#### Exercise
Repeat, line for line, the entries printed below.

#### Records shown
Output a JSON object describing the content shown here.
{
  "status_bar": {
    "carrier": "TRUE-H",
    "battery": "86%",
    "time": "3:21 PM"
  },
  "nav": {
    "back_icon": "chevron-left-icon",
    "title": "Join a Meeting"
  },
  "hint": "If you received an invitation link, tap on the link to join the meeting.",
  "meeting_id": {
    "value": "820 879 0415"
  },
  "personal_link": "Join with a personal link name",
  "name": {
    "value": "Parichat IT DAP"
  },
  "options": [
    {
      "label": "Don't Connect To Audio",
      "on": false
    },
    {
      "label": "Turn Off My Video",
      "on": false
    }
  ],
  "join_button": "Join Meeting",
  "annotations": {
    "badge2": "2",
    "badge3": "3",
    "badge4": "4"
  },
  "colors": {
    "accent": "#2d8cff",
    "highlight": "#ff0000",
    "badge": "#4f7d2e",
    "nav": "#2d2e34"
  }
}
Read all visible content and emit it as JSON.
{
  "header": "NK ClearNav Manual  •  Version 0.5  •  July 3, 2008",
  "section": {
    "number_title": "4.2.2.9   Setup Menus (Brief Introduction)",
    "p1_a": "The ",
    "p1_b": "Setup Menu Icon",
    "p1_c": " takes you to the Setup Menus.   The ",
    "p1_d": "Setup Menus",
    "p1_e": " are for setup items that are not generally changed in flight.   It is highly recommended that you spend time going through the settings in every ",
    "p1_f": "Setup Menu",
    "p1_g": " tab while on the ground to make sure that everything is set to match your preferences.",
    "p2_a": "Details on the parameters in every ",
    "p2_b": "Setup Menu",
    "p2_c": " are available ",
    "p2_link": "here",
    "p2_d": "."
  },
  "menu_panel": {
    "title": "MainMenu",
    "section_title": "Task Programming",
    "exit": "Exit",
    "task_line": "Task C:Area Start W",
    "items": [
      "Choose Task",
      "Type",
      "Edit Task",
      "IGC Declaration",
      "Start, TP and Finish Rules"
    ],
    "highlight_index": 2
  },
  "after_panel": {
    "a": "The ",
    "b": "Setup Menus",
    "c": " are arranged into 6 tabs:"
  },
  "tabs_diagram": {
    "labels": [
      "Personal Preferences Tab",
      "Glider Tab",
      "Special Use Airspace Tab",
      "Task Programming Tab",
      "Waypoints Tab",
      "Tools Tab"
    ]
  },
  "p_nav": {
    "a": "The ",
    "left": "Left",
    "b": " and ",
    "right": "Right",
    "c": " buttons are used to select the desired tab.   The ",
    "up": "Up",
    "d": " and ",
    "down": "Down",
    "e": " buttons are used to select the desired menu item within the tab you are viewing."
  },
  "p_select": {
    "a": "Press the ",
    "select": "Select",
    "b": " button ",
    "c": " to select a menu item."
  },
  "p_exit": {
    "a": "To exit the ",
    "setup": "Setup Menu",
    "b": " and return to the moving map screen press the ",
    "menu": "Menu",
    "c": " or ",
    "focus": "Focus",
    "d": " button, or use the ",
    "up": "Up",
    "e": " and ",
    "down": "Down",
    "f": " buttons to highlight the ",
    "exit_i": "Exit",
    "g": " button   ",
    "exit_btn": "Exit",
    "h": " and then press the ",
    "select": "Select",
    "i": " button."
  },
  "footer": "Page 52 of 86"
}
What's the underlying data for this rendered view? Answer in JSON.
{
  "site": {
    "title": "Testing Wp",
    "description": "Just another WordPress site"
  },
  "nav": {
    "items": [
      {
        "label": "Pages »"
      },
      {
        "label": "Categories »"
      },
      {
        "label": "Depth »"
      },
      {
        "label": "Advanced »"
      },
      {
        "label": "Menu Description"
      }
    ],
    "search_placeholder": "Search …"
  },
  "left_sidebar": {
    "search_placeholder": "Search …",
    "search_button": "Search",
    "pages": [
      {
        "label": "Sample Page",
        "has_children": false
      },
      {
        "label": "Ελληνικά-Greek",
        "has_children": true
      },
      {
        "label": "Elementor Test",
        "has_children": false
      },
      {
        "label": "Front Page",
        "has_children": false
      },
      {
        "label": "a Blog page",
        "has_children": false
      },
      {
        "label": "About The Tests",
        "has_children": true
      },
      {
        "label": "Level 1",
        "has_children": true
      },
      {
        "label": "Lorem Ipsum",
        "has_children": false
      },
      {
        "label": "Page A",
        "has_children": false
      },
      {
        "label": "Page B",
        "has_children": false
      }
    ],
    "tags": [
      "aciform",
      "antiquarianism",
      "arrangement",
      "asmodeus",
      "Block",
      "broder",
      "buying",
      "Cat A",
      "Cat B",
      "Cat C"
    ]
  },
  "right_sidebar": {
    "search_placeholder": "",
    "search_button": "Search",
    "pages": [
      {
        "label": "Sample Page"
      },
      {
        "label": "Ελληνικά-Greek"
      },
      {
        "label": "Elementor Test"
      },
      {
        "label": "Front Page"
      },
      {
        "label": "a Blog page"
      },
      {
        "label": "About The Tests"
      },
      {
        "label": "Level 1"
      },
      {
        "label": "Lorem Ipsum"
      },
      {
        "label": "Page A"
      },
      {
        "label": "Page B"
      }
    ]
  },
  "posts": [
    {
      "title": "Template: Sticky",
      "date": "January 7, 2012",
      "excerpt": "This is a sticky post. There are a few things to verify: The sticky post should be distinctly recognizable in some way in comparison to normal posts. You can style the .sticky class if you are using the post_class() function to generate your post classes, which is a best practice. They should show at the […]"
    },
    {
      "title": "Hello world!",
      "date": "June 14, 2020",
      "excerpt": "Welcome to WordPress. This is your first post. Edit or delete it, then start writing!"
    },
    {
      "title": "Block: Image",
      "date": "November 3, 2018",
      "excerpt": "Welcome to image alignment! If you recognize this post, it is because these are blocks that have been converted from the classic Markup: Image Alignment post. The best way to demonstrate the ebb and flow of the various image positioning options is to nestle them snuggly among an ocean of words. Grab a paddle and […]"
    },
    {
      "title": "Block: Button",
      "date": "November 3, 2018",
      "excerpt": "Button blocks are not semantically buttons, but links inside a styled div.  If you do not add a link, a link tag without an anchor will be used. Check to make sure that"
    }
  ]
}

#### Full response
Output a JSON object describing the content shown here.
{
  "status_bar": {
    "carrier": "TRUE-H",
    "battery": "86%",
    "time": "3:21 PM"
  },
  "nav": {
    "back_icon": "chevron-left-icon",
    "title": "Join a Meeting"
  },
  "hint": "If you received an invitation link, tap on the link to join the meeting.",
  "meeting_id": {
    "value": "820 879 0415"
  },
  "personal_link": "Join with a personal link name",
  "name": {
    "value": "Parichat IT DAP"
  },
  "options": [
    {
      "label": "Don't Connect To Audio",
      "on": false
    },
    {
      "label": "Turn Off My Video",
      "on": false
    }
  ],
  "join_button": "Join Meeting",
  "annotations": {
    "badge2": "2",
    "badge3": "3",
    "badge4": "4"
  },
  "colors": {
    "accent": "#2d8cff",
    "highlight": "#ff0000",
    "badge": "#4f7d2e",
    "nav": "#2d2e34"
  }
}
Read all visible content and emit it as JSON.
{
  "header": "NK ClearNav Manual  •  Version 0.5  •  July 3, 2008",
  "section": {
    "number_title": "4.2.2.9   Setup Menus (Brief Introduction)",
    "p1_a": "The ",
    "p1_b": "Setup Menu Icon",
    "p1_c": " takes you to the Setup Menus.   The ",
    "p1_d": "Setup Menus",
    "p1_e": " are for setup items that are not generally changed in flight.   It is highly recommended that you spend time going through the settings in every ",
    "p1_f": "Setup Menu",
    "p1_g": " tab while on the ground to make sure that everything is set to match your preferences.",
    "p2_a": "Details on the parameters in every ",
    "p2_b": "Setup Menu",
    "p2_c": " are available ",
    "p2_link": "here",
    "p2_d": "."
  },
  "menu_panel": {
    "title": "MainMenu",
    "section_title": "Task Programming",
    "exit": "Exit",
    "task_line": "Task C:Area Start W",
    "items": [
      "Choose Task",
      "Type",
      "Edit Task",
      "IGC Declaration",
      "Start, TP and Finish Rules"
    ],
    "highlight_index": 2
  },
  "after_panel": {
    "a": "The ",
    "b": "Setup Menus",
    "c": " are arranged into 6 tabs:"
  },
  "tabs_diagram": {
    "labels": [
      "Personal Preferences Tab",
      "Glider Tab",
      "Special Use Airspace Tab",
      "Task Programming Tab",
      "Waypoints Tab",
      "Tools Tab"
    ]
  },
  "p_nav": {
    "a": "The ",
    "left": "Left",
    "b": " and ",
    "right": "Right",
    "c": " buttons are used to select the desired tab.   The ",
    "up": "Up",
    "d": " and ",
    "down": "Down",
    "e": " buttons are used to select the desired menu item within the tab you are viewing."
  },
  "p_select": {
    "a": "Press the ",
    "select": "Select",
    "b": " button ",
    "c": " to select a menu item."
  },
  "p_exit": {
    "a": "To exit the ",
    "setup": "Setup Menu",
    "b": " and return to the moving map screen press the ",
    "menu": "Menu",
    "c": " or ",
    "focus": "Focus",
    "d": " button, or use the ",
    "up": "Up",
    "e": " and ",
    "down": "Down",
    "f": " buttons to highlight the ",
    "exit_i": "Exit",
    "g": " button   ",
    "exit_btn": "Exit",
    "h": " and then press the ",
    "select": "Select",
    "i": " button."
  },
  "footer": "Page 52 of 86"
}
What's the underlying data for this rendered view? Answer in JSON.
{
  "site": {
    "title": "Testing Wp",
    "description": "Just another WordPress site"
  },
  "nav": {
    "items": [
      {
        "label": "Pages »"
      },
      {
        "label": "Categories »"
      },
      {
        "label": "Depth »"
      },
      {
        "label": "Advanced »"
      },
      {
        "label": "Menu Description"
      }
    ],
    "search_placeholder": "Search …"
  },
  "left_sidebar": {
    "search_placeholder": "Search …",
    "search_button": "Search",
    "pages": [
      {
        "label": "Sample Page",
        "has_children": false
      },
      {
        "label": "Ελληνικά-Greek",
        "has_children": true
      },
      {
        "label": "Elementor Test",
        "has_children": false
      },
      {
        "label": "Front Page",
        "has_children": false
      },
      {
        "label": "a Blog page",
        "has_children": false
      },
      {
        "label": "About The Tests",
        "has_children": true
      },
      {
        "label": "Level 1",
        "has_children": true
      },
      {
        "label": "Lorem Ipsum",
        "has_children": false
      },
      {
        "label": "Page A",
        "has_children": false
      },
      {
        "label": "Page B",
        "has_children": false
      }
    ],
    "tags": [
      "aciform",
      "antiquarianism",
      "arrangement",
      "asmodeus",
      "Block",
      "broder",
      "buying",
      "Cat A",
      "Cat B",
      "Cat C"
    ]
  },
  "right_sidebar": {
    "search_placeholder": "",
    "search_button": "Search",
    "pages": [
      {
        "label": "Sample Page"
      },
      {
        "label": "Ελληνικά-Greek"
      },
      {
        "label": "Elementor Test"
      },
      {
        "label": "Front Page"
      },
      {
        "label": "a Blog page"
      },
      {
        "label": "About The Tests"
      },
      {
        "label": "Level 1"
      },
      {
        "label": "Lorem Ipsum"
      },
      {
        "label": "Page A"
      },
      {
        "label": "Page B"
      }
    ]
  },
  "posts": [
    {
      "title": "Template: Sticky",
      "date": "January 7, 2012",
      "excerpt": "This is a sticky post. There are a few things to verify: The sticky post should be distinctly recognizable in some way in comparison to normal posts. You can style the .sticky class if you are using the post_class() function to generate your post classes, which is a best practice. They should show at the […]"
    },
    {
      "title": "Hello world!",
      "date": "June 14, 2020",
      "excerpt": "Welcome to WordPress. This is your first post. Edit or delete it, then start writing!"
    },
    {
      "title": "Block: Image",
      "date": "November 3, 2018",
      "excerpt": "Welcome to image alignment! If you recognize this post, it is because these are blocks that have been converted from the classic Markup: Image Alignment post. The best way to demonstrate the ebb and flow of the various image positioning options is to nestle them snuggly among an ocean of words. Grab a paddle and […]"
    },
    {
      "title": "Block: Button",
      "date": "November 3, 2018",
      "excerpt": "Button blocks are not semantically buttons, but links inside a styled div.  If you do not add a link, a link tag without an anchor will be used. Check to make sure that"
    }
  ]
}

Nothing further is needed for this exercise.